TASK GOAL — Pull out every line in the entries below that contains the string "rest", copying each line in full. Case matters when matching.

RECORDS FOR THIS TASK —
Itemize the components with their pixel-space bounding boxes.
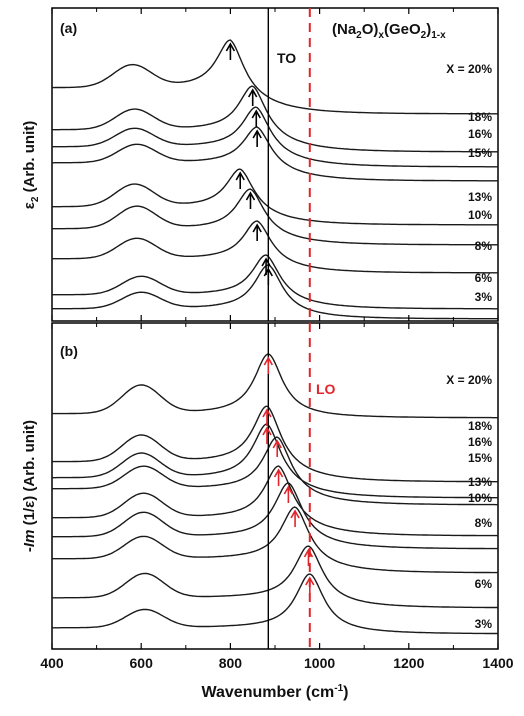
panel-a-series-line (52, 264, 498, 320)
formula-part-4: ) (426, 21, 431, 38)
panel-a-peak-arrow (235, 171, 245, 189)
panel-b-series-label: 15% (468, 451, 492, 465)
x-axis-ticks: 400 600 800 1000 1200 1400 (40, 8, 514, 671)
panel-b-curves (51, 353, 499, 635)
panel-a-peak-arrow (252, 129, 262, 147)
panel-a-series-line (52, 126, 498, 182)
panel-a-label: (a) (60, 20, 77, 36)
panel-b-series-label: 13% (468, 475, 492, 489)
panel-b-peak-arrow (262, 426, 272, 444)
formula-part-2: O) (362, 21, 379, 38)
y-title-a-rest: (Arb. unit) (21, 121, 38, 197)
panel-a-curves (51, 39, 498, 320)
panel-a-series-line (52, 220, 498, 274)
panel-b-series-label: 8% (475, 516, 493, 530)
y-title-b-prefix: - (21, 547, 38, 552)
panel-b-peak-arrow (305, 576, 315, 594)
panel-b-series-label: 16% (468, 435, 492, 449)
panel-a-series-label: 13% (468, 190, 492, 204)
panel-b-peak-arrow (290, 509, 300, 527)
panel-a-peak-arrow (225, 42, 236, 60)
to-label: TO (277, 50, 296, 66)
panel-a-peak-arrow (263, 267, 274, 285)
formula-sub-3: 2 (421, 30, 427, 41)
panel-b-series-line (52, 545, 498, 609)
panel-a-series-line (52, 188, 498, 246)
panel-a-series-line (52, 39, 498, 115)
panel-b-series-label: 3% (475, 617, 493, 631)
lo-label: LO (316, 381, 336, 397)
formula-sub-1: 2 (356, 30, 362, 41)
panel-a-series-line (52, 85, 498, 153)
panel-b-series-label: X = 20% (446, 373, 492, 387)
x-tick-label: 1000 (304, 655, 335, 671)
panel-b-series-line (52, 573, 498, 635)
panel-b-frame (51, 322, 499, 650)
panel-b-peak-arrow (272, 439, 282, 457)
y-title-b-im: Im (21, 530, 38, 548)
panel-a-peak-arrow (251, 109, 261, 127)
x-tick-label: 600 (130, 655, 154, 671)
y-axis-title-b: -Im (1/ε) (Arb. unit) (21, 420, 38, 552)
x-title-main: Wavenumber (cm (201, 684, 334, 701)
x-axis-title: Wavenumber (cm-1) (201, 683, 348, 701)
x-tick-label: 1400 (482, 655, 513, 671)
panel-b-peak-arrow (303, 548, 314, 566)
panel-b-peak-arrow (262, 408, 272, 426)
panel-b-series-line (52, 482, 498, 550)
panel-b-series-label: 18% (468, 419, 492, 433)
panel-b-peak-arrow (263, 356, 274, 374)
formula-sub-4: 1-x (431, 30, 446, 41)
panel-a-peak-arrow (252, 223, 262, 241)
panel-b-series-line (52, 506, 498, 574)
panel-b-series-line (52, 423, 498, 499)
panel-a-series-label: 15% (468, 146, 492, 160)
panel-a-series-label: 3% (475, 290, 493, 304)
panel-b-series-label: 10% (468, 491, 492, 505)
reference-lines (267, 8, 311, 649)
panel-b-label: (b) (60, 343, 78, 359)
panel-b-series-line (52, 353, 498, 419)
formula-part-1: (Na (332, 21, 357, 38)
panel-b-series-line (52, 436, 498, 506)
panel-a-series-label: X = 20% (446, 62, 492, 76)
x-tick-label: 1200 (393, 655, 424, 671)
panel-a-series-label: 18% (468, 110, 492, 124)
panel-a-series-line (51, 254, 498, 310)
panel-b-peak-arrow (283, 485, 294, 503)
x-title-close: ) (343, 684, 348, 701)
peak-arrows (225, 42, 315, 594)
panel-a-peak-arrow (248, 88, 258, 106)
y-title-a-symbol: ε (21, 202, 38, 209)
panel-b-peak-arrow (273, 468, 284, 486)
panel-b-series-line (52, 465, 499, 537)
panel-a-series-line (52, 106, 498, 168)
y-axis-title-a: ε2 (Arb. unit) (21, 121, 41, 210)
series-labels: X = 20% 18% 16% 15% 13% 10% 8% 6% 3% X = 20% 18% 16… (446, 62, 492, 631)
formula-part-3: (GeO (384, 21, 421, 38)
panel-b-series-label: 6% (475, 577, 493, 591)
panel-a-series-label: 16% (468, 127, 492, 141)
panel-a-series-label: 8% (475, 239, 493, 253)
y-title-a-sub: 2 (30, 196, 41, 202)
panel-b-series-line (51, 405, 498, 483)
x-tick-label: 400 (40, 655, 64, 671)
x-title-sup: -1 (334, 683, 343, 694)
x-tick-label: 800 (219, 655, 243, 671)
panel-a-series-line (52, 168, 498, 226)
panel-a-series-label: 10% (468, 208, 492, 222)
formula-sub-2: x (378, 30, 384, 41)
panel-a-peak-arrow (245, 191, 256, 209)
formula-title: (Na2O)x(GeO2)1-x (332, 21, 446, 41)
y-title-b-rest: (1/ε) (Arb. unit) (21, 420, 38, 530)
panel-a-series-label: 6% (475, 271, 493, 285)
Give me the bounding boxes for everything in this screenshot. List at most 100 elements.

REPLY —
y-title-a-rest: (Arb. unit) (21, 121, 38, 197)
y-title-b-rest: (1/ε) (Arb. unit) (21, 420, 38, 530)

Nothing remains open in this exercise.